**PROBLEM STATEMENT**:
Copy every line of the data in which the word "this" occurs.

Stored data:
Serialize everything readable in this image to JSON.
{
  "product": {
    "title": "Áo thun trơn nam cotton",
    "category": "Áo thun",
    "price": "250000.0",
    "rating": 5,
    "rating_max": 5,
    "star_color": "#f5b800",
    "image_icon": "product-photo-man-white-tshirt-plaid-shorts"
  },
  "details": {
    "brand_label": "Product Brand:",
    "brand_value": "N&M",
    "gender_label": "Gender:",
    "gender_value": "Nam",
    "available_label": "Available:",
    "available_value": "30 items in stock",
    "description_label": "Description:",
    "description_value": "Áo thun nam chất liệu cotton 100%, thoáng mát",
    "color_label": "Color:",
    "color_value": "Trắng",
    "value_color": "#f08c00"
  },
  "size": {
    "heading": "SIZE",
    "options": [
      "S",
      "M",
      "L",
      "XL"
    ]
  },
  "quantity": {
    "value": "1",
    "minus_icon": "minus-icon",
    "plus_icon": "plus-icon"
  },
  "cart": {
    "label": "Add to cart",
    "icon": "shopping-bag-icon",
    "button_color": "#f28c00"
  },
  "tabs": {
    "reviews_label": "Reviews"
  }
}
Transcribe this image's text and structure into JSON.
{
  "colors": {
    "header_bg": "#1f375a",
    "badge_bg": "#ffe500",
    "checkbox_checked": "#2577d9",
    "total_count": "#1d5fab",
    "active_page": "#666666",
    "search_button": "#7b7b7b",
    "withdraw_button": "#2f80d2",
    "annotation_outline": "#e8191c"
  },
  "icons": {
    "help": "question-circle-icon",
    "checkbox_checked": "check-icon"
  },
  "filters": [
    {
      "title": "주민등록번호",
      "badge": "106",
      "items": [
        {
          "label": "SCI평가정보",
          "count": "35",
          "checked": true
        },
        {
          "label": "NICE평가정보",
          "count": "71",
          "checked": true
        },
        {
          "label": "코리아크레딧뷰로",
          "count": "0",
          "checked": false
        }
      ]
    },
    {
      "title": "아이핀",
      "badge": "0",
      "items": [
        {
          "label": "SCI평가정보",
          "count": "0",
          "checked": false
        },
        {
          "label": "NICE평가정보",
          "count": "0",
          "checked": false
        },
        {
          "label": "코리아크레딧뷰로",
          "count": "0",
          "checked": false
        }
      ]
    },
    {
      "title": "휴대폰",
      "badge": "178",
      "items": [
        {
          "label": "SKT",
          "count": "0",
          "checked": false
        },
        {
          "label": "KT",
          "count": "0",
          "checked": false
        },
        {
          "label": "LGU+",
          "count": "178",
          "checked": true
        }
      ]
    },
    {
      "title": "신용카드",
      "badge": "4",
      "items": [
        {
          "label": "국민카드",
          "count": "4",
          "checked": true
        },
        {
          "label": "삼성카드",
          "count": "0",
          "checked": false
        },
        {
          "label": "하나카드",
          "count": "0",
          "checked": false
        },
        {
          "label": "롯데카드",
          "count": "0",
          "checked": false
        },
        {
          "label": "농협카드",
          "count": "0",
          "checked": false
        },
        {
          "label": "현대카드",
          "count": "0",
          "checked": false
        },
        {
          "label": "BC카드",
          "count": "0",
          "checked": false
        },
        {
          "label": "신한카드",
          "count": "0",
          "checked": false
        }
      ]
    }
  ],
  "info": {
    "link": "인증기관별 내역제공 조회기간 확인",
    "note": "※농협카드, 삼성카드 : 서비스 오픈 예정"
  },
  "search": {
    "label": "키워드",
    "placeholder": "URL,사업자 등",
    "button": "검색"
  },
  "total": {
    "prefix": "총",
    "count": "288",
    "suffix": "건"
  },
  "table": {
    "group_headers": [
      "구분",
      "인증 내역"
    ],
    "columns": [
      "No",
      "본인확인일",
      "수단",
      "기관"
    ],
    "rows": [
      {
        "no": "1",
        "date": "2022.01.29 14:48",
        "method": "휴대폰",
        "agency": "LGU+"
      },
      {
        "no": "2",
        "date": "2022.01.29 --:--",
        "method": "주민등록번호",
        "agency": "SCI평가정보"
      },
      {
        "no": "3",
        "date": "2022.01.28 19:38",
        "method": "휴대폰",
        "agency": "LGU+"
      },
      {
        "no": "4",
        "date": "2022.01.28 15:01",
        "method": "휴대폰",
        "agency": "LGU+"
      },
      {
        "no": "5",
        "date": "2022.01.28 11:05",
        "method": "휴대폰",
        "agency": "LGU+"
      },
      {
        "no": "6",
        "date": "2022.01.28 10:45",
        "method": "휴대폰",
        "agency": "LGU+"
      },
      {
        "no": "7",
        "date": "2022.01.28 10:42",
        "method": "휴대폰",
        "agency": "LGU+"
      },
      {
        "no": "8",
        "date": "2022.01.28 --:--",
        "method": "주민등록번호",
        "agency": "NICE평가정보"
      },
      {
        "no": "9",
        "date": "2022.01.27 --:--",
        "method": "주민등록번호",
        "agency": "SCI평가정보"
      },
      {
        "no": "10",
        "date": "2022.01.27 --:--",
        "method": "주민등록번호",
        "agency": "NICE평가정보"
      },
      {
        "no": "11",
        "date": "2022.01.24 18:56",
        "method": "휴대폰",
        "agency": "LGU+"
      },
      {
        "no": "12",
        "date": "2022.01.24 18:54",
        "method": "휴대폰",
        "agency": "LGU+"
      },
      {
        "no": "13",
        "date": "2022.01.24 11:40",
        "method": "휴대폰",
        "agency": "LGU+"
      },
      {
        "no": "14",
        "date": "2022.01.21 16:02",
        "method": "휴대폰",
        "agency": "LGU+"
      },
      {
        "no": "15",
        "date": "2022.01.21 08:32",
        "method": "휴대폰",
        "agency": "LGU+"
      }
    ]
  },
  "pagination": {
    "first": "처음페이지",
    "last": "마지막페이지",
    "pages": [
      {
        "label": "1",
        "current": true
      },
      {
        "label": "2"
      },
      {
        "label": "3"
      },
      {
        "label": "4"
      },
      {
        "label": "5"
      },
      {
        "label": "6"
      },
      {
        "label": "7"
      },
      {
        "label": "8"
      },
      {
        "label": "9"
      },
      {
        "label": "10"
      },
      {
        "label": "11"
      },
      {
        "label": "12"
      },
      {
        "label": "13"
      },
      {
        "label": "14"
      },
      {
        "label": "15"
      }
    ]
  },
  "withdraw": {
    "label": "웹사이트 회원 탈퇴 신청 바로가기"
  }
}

**TASK RESULT**:
Serialize everything readable in this image to JSON.
Transcribe this image's text and structure into JSON.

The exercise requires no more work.